** Exercise **
Reproduce the records that follow in full, excluding any picture they contain.

* START Extracted records *

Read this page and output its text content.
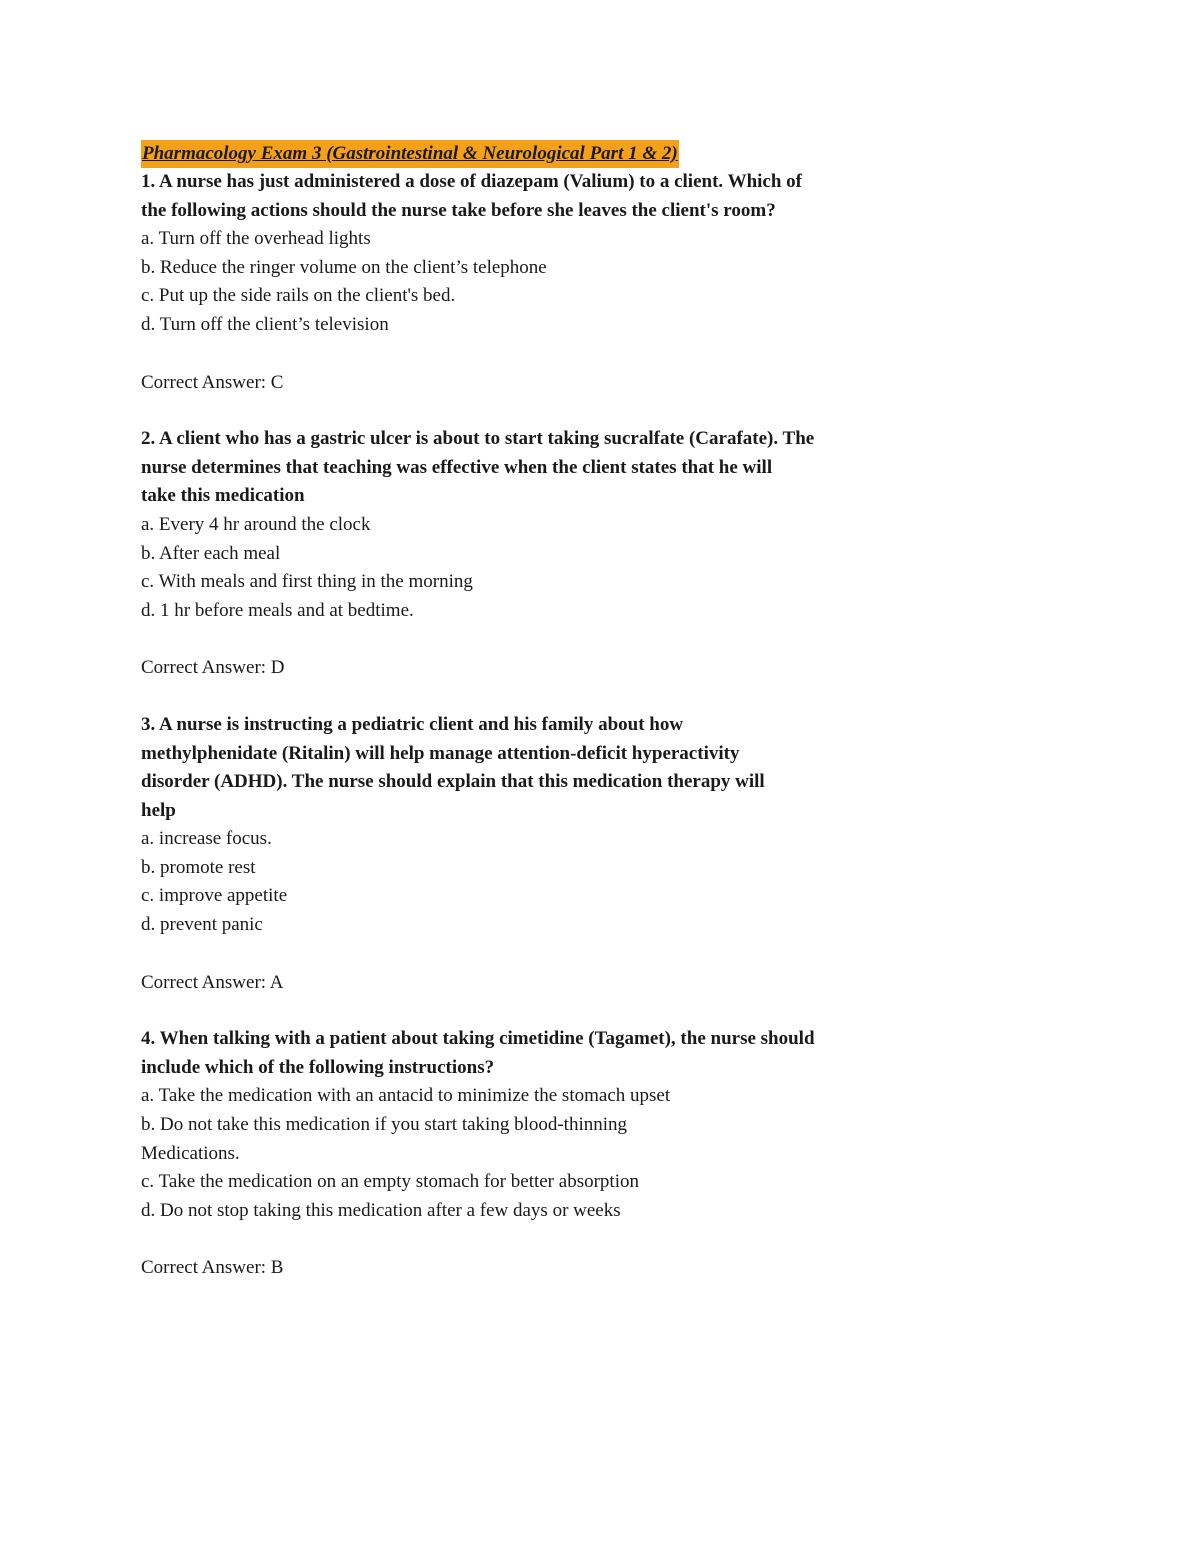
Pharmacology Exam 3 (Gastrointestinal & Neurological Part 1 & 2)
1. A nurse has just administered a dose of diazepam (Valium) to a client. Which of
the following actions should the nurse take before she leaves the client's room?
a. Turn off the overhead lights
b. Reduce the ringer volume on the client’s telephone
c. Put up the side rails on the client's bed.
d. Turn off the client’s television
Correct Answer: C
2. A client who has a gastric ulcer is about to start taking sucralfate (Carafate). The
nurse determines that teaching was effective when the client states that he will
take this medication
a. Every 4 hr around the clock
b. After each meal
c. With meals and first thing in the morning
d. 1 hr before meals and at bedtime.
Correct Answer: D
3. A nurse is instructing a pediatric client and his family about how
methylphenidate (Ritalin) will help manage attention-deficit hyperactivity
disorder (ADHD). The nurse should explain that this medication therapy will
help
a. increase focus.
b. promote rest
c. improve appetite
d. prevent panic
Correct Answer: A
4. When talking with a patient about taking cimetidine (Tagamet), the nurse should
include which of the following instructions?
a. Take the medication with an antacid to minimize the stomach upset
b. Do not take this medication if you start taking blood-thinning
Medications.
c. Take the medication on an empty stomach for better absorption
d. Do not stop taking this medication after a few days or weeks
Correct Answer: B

* END Extracted records *

** Answer to this exercise **
Read this page and output its text content.
Pharmacology Exam 3 (Gastrointestinal & Neurological Part 1 & 2)
1. A nurse has just administered a dose of diazepam (Valium) to a client. Which of
the following actions should the nurse take before she leaves the client's room?
a. Turn off the overhead lights
b. Reduce the ringer volume on the client’s telephone
c. Put up the side rails on the client's bed.
d. Turn off the client’s television
Correct Answer: C
2. A client who has a gastric ulcer is about to start taking sucralfate (Carafate). The
nurse determines that teaching was effective when the client states that he will
take this medication
a. Every 4 hr around the clock
b. After each meal
c. With meals and first thing in the morning
d. 1 hr before meals and at bedtime.
Correct Answer: D
3. A nurse is instructing a pediatric client and his family about how
methylphenidate (Ritalin) will help manage attention-deficit hyperactivity
disorder (ADHD). The nurse should explain that this medication therapy will
help
a. increase focus.
b. promote rest
c. improve appetite
d. prevent panic
Correct Answer: A
4. When talking with a patient about taking cimetidine (Tagamet), the nurse should
include which of the following instructions?
a. Take the medication with an antacid to minimize the stomach upset
b. Do not take this medication if you start taking blood-thinning
Medications.
c. Take the medication on an empty stomach for better absorption
d. Do not stop taking this medication after a few days or weeks
Correct Answer: B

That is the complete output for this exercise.